• DATASET RECORDS
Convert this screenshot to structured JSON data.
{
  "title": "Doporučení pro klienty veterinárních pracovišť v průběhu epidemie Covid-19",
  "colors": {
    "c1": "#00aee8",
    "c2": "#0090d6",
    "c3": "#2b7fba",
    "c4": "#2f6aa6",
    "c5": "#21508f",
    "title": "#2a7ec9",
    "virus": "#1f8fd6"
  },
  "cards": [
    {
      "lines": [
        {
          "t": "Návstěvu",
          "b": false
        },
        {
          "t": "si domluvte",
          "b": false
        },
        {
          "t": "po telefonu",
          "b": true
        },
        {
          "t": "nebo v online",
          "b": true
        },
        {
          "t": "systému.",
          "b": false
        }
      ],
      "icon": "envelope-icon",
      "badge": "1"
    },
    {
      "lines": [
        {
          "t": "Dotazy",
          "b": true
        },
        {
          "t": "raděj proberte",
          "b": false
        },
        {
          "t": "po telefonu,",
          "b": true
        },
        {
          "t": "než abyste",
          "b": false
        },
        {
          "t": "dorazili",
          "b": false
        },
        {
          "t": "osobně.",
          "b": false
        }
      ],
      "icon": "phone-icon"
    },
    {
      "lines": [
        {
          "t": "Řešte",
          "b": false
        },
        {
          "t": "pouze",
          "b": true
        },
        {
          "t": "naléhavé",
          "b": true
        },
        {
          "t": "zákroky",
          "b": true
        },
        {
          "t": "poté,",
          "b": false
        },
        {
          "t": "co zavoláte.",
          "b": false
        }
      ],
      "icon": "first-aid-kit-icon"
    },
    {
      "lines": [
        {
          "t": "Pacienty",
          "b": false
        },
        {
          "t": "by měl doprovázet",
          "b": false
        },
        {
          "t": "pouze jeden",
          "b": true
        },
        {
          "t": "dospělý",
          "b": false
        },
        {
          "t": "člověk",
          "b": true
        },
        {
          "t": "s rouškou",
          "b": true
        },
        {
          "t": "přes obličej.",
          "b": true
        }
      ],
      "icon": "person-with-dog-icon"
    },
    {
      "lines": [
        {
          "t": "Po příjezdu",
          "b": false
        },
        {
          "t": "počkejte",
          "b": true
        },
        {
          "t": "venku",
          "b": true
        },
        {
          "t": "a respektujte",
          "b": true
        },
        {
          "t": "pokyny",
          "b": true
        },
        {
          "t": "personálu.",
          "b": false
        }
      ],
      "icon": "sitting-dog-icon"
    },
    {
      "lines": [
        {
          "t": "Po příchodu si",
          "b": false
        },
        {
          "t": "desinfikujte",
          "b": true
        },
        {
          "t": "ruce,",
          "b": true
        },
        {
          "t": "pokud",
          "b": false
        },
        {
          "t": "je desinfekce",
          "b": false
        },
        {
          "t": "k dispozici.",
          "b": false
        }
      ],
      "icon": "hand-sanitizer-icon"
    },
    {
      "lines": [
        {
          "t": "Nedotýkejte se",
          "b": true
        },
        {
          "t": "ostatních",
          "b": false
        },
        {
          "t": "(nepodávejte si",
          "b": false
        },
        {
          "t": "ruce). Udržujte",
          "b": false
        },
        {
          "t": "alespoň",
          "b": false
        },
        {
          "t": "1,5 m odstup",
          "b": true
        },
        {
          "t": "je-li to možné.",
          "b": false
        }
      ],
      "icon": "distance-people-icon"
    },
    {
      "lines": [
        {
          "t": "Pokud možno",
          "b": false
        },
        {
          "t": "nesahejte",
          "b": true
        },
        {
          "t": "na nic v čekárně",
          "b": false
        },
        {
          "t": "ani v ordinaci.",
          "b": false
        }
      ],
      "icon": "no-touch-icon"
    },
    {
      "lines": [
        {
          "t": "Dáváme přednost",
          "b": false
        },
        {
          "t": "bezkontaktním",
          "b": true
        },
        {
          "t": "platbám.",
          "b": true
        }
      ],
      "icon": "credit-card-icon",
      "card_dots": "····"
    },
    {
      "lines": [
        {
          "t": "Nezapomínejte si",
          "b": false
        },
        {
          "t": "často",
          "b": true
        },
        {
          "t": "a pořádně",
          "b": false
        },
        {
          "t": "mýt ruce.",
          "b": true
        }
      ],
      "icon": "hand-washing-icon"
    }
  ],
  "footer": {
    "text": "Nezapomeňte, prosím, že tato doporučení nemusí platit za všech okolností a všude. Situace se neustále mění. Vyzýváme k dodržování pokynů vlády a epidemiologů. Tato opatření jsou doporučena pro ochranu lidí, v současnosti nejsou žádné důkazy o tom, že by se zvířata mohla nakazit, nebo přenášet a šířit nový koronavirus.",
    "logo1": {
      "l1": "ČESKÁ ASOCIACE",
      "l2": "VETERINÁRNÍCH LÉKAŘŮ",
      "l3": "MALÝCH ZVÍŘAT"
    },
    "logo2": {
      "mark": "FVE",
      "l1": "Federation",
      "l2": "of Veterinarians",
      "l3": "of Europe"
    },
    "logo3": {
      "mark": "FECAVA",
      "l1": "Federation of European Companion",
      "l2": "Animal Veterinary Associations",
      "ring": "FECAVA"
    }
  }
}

==

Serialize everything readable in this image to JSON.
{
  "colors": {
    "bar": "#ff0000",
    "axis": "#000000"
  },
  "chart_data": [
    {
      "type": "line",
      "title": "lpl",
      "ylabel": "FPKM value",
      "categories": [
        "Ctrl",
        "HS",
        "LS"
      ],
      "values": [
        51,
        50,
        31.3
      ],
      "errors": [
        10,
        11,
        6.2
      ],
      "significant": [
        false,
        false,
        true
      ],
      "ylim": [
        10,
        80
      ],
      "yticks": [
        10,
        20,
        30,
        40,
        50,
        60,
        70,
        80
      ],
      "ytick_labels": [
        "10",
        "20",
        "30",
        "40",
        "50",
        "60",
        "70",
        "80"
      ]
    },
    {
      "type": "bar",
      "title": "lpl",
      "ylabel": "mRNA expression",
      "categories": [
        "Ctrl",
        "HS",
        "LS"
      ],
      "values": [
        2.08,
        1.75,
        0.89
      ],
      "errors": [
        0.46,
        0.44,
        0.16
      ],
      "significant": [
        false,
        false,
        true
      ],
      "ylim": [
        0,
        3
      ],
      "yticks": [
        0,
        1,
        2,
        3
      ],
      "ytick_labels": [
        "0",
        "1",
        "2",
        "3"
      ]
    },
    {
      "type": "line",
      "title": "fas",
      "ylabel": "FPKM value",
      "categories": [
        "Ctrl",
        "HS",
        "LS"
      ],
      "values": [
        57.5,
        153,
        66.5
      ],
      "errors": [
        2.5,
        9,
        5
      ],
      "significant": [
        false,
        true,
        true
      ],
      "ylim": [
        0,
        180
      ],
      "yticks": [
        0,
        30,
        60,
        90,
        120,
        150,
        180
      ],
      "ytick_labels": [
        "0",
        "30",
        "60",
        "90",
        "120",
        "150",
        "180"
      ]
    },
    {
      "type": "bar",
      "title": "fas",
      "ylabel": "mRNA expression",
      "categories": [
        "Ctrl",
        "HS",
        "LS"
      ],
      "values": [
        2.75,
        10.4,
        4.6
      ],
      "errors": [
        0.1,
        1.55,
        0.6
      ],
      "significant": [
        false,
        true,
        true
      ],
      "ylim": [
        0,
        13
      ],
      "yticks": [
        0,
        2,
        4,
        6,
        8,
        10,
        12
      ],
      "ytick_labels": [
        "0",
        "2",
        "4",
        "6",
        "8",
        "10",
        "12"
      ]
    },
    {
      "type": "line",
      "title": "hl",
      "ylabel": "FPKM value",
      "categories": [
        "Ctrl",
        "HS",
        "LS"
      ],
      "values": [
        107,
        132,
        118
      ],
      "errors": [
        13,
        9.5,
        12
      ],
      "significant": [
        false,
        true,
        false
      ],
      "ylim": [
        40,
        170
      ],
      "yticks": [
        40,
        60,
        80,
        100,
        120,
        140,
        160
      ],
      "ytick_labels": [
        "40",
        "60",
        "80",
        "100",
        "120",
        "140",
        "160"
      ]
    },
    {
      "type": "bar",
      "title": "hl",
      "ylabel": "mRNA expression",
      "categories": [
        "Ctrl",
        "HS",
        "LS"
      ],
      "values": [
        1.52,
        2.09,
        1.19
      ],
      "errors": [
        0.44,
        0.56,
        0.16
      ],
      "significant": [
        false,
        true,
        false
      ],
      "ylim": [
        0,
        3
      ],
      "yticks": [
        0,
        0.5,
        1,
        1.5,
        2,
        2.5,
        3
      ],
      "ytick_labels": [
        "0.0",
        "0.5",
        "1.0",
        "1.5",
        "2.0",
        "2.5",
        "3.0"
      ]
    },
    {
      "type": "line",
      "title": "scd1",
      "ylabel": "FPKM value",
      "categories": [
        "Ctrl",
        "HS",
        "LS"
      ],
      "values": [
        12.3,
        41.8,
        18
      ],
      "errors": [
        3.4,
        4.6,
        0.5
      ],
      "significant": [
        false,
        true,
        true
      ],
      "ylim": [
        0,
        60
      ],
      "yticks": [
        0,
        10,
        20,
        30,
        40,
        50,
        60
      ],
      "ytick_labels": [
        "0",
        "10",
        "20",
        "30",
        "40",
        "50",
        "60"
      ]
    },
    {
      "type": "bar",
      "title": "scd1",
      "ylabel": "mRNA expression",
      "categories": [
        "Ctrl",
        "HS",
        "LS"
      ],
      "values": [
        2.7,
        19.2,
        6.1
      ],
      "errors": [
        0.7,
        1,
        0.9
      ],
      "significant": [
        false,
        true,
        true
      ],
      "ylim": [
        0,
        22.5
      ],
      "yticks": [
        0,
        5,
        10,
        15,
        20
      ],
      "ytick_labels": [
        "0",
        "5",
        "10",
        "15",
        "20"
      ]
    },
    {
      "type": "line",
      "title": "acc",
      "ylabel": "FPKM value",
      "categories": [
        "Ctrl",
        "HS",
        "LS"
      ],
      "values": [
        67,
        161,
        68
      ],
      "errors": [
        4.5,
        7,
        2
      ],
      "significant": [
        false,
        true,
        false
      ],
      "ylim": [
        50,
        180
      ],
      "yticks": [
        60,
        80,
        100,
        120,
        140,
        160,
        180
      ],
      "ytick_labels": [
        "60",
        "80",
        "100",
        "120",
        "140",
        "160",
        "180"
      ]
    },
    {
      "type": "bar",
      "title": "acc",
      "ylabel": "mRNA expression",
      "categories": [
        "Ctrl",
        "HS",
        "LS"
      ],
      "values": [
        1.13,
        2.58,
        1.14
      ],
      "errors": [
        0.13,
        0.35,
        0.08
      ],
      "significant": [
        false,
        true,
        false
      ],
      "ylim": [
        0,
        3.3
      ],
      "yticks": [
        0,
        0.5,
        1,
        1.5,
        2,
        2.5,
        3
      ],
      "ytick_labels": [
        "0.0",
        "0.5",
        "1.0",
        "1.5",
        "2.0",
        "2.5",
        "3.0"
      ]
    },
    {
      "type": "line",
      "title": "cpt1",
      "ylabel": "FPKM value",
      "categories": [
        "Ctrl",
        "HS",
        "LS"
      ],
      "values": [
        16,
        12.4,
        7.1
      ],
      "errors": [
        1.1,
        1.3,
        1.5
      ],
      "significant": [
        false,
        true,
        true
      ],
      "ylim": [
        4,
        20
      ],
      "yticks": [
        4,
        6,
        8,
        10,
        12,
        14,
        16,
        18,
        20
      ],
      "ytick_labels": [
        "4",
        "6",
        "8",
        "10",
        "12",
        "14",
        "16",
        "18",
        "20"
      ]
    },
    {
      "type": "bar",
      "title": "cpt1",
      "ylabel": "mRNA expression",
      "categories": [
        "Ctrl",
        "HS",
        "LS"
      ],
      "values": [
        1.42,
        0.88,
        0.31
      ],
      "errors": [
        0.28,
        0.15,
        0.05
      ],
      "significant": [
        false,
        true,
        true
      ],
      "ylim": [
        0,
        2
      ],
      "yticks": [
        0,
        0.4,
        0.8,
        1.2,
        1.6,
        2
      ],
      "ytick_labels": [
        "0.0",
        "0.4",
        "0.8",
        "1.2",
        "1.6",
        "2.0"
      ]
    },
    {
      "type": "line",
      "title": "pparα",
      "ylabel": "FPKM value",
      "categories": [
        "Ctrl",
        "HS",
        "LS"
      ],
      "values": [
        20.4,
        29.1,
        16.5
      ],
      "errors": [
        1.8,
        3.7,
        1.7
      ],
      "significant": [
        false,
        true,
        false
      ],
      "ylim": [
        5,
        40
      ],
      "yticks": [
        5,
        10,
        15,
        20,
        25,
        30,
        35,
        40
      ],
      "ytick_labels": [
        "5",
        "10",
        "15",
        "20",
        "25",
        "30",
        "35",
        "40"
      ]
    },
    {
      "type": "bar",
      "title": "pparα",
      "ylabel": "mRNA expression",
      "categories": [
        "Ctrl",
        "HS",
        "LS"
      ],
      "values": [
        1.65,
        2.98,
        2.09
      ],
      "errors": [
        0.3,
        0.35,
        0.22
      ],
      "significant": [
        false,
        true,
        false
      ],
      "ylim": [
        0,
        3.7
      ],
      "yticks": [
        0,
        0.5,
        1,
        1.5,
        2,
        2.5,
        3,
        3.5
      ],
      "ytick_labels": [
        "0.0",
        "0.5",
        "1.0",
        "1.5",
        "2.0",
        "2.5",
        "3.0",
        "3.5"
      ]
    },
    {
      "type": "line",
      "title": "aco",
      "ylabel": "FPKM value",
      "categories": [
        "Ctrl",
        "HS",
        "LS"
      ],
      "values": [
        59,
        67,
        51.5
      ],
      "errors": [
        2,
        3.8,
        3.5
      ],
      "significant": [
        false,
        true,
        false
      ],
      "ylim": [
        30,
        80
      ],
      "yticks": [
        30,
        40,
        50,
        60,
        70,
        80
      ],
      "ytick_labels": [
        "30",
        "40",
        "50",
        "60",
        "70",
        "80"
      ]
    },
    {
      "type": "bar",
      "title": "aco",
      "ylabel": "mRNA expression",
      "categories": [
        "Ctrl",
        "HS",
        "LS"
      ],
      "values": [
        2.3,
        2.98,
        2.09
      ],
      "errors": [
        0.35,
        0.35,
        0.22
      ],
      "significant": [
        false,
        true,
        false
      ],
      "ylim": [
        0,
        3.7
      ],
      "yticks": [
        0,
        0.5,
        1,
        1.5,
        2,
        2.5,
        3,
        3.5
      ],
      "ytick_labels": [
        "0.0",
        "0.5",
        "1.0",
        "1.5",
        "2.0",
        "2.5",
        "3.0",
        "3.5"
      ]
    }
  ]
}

• WHAT TO WORK ON
Gather each line of the listing containing the word "JSON" and show it.

• FINISHED TASK
Convert this screenshot to structured JSON data.
Serialize everything readable in this image to JSON.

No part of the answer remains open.